*** Block opens ***

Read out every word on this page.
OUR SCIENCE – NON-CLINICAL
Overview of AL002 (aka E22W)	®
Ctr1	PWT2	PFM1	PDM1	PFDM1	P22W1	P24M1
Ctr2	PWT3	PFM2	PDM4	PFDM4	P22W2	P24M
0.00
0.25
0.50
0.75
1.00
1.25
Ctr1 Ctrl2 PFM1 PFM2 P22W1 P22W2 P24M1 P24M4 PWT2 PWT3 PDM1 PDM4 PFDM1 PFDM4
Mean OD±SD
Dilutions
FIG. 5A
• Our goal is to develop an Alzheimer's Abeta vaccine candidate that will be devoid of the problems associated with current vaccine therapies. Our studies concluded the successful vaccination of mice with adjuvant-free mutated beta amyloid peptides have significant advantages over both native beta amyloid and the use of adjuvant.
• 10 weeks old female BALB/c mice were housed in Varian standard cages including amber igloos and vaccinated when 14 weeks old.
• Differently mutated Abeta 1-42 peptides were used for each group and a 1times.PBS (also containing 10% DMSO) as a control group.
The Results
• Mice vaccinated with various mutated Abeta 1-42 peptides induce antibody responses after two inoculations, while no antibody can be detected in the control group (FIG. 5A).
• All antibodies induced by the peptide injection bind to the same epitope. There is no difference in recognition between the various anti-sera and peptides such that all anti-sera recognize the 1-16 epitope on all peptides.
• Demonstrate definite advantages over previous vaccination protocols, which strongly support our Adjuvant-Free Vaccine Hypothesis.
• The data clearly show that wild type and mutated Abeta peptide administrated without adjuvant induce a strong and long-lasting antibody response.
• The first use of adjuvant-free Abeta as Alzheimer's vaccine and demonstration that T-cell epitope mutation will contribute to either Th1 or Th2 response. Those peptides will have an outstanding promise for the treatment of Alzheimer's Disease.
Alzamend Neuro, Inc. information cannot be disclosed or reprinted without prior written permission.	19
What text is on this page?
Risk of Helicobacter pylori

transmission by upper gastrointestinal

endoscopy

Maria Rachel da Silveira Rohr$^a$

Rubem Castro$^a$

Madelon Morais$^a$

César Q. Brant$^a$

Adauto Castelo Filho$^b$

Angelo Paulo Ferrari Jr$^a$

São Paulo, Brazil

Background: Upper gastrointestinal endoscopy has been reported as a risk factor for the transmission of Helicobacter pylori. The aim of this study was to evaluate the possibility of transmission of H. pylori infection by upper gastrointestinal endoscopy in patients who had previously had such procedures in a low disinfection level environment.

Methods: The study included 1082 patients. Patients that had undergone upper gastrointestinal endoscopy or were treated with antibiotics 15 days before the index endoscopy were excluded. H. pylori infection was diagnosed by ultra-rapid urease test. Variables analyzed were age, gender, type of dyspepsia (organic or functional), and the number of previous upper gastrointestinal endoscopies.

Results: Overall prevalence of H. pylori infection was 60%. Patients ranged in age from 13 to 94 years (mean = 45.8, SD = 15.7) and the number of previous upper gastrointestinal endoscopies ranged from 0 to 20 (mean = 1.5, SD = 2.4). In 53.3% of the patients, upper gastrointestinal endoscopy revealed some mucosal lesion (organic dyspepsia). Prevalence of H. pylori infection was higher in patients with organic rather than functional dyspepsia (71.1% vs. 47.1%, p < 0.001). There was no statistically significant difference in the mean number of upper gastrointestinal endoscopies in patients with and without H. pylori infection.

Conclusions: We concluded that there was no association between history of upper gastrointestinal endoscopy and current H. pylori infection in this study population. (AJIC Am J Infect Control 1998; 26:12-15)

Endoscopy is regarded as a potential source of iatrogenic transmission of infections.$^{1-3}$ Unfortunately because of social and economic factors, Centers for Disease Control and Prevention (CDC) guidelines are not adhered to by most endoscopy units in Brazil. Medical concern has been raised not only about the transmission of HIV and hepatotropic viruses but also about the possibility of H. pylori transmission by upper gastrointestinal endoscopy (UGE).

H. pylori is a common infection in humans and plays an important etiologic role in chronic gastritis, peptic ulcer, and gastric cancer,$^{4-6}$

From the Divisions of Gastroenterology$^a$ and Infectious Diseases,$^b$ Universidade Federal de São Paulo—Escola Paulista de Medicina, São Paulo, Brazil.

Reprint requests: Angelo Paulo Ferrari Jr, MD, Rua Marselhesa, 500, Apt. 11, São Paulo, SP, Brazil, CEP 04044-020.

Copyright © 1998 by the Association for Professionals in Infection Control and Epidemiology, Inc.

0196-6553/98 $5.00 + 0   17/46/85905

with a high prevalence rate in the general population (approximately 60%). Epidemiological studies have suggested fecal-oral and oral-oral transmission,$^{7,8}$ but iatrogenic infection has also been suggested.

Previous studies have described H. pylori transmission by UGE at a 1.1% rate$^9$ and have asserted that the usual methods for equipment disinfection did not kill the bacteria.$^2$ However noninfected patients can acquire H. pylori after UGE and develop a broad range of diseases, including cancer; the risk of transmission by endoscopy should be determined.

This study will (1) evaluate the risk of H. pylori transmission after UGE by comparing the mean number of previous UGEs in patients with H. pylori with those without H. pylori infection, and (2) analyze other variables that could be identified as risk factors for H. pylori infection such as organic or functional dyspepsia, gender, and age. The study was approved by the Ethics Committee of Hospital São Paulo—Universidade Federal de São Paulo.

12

*** Block closes ***

**Directions:**
Tally up the lines in the preceding listing that contain the string "antibody". Respond with the number and nothing else.

**Response to this task:**
2